Work required
Tally the lines with the word "load" and report the number alone.

[Collected data entries]
************

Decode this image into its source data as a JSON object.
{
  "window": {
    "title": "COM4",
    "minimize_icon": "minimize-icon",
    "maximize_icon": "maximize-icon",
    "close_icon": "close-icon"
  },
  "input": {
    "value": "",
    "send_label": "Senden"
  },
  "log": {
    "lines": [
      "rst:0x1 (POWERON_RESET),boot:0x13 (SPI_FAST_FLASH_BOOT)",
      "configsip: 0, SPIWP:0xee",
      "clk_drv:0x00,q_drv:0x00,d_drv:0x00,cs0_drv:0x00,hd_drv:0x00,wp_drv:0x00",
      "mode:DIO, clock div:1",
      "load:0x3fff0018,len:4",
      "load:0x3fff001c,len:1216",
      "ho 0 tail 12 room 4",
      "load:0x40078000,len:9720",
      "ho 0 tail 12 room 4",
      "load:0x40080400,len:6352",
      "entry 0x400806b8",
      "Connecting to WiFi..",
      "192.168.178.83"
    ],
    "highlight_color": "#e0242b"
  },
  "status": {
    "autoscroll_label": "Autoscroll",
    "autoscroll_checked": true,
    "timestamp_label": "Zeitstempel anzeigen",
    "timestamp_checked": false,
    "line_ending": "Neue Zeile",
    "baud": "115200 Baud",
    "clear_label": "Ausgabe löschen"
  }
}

************

Solution below
4